▶ **REQUEST 1**:
According to the passage on comodulation detection difference, what kind of signal must be detected in CDD?

Another experimental paradigm is based on a slightly different approach; the Comodulation Detection Difference (CDD), a term which was coined by McFadden (1987). In CMR, the signal is usually a sinusoid masked by an on-frequency narrow band noise. In CDD, the signal to be detected is itself a narrow band noise and there is no on-frequency masker. Again, there are flanking bands present that can be comodulated with the signal band. As CDD was originally an extension of CMR and the conditions for each are similar, this makes for confusing terminology. Some workers (McFadden, 1987) refer to the masking narrow band noises as 'cue' bands. I will, however, refer to the 'signal' band and 'masking' or 'flanking' bands, as my experiments are much more of a pure masking nature. The interesting difference between CMR and CDD is that, whereas in CMR, comodulated flanking bands decrease the signal threshold relative to uncorrelated flanking bands, in CDD such comodulation increases the signal threshold. This is not a surprising difference if we assume that object segregation mechanisms are involved, as both types of experiments study the 'capture' of information at a certain frequency region by similarly modulated excitation at another. In CMR, the on-frequency band is captured by the comodulated flanking bands and so is, in effect, less able to mask the signal. In CDD, the signal band is captured by the comodulated masker bands and so is not as easy to detect.

▶ **PROVIDED MATERIAL**:
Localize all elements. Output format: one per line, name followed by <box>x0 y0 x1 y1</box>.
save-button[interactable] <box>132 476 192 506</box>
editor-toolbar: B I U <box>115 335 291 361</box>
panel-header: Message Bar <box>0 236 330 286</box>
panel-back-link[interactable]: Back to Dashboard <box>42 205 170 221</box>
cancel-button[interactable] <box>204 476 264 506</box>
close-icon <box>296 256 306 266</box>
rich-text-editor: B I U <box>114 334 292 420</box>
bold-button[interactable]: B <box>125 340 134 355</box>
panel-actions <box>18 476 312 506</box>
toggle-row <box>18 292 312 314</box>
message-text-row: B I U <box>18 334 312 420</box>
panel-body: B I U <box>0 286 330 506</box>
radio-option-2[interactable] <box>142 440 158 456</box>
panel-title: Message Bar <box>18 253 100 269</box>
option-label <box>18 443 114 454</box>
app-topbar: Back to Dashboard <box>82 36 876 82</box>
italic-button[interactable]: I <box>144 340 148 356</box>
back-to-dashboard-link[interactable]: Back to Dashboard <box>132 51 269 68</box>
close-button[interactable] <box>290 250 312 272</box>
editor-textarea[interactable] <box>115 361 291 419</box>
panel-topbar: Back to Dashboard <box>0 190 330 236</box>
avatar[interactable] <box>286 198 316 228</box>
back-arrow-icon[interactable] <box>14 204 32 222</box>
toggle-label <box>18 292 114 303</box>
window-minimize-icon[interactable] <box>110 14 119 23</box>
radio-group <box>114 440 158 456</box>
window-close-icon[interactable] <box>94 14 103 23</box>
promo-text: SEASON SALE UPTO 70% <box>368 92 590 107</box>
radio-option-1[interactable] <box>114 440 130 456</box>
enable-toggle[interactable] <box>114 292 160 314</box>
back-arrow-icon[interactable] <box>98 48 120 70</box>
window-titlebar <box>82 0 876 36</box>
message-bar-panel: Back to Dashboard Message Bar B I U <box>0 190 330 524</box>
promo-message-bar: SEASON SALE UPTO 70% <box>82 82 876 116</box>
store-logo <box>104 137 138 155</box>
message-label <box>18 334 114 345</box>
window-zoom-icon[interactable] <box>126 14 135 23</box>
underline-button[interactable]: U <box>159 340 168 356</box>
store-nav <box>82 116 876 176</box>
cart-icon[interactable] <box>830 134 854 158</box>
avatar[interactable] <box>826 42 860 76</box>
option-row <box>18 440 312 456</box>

▶ **REQUEST 2**:
Give as a numbered list the part of the rows that opens with the first row and closes with the line containing "avatar[interactable] <box>286 198", both ends included, leaving out any blank lines.

▶ **EXPECTED OUTPUT 1**:
A narrow band noise.

▶ **EXPECTED OUTPUT 2**:
1. Localize all elements. Output format: one per line, name followed by <box>x0 y0 x1 y1</box>.
2. save-button[interactable] <box>132 476 192 506</box>
3. editor-toolbar: B I U <box>115 335 291 361</box>
4. panel-header: Message Bar <box>0 236 330 286</box>
5. panel-back-link[interactable]: Back to Dashboard <box>42 205 170 221</box>
6. cancel-button[interactable] <box>204 476 264 506</box>
7. close-icon <box>296 256 306 266</box>
8. rich-text-editor: B I U <box>114 334 292 420</box>
9. bold-button[interactable]: B <box>125 340 134 355</box>
10. panel-actions <box>18 476 312 506</box>
11. toggle-row <box>18 292 312 314</box>
12. message-text-row: B I U <box>18 334 312 420</box>
13. panel-body: B I U <box>0 286 330 506</box>
14. radio-option-2[interactable] <box>142 440 158 456</box>
15. panel-title: Message Bar <box>18 253 100 269</box>
16. option-label <box>18 443 114 454</box>
17. app-topbar: Back to Dashboard <box>82 36 876 82</box>
18. italic-button[interactable]: I <box>144 340 148 356</box>
19. back-to-dashboard-link[interactable]: Back to Dashboard <box>132 51 269 68</box>
20. close-button[interactable] <box>290 250 312 272</box>
21. editor-textarea[interactable] <box>115 361 291 419</box>
22. panel-topbar: Back to Dashboard <box>0 190 330 236</box>
23. avatar[interactable] <box>286 198 316 228</box>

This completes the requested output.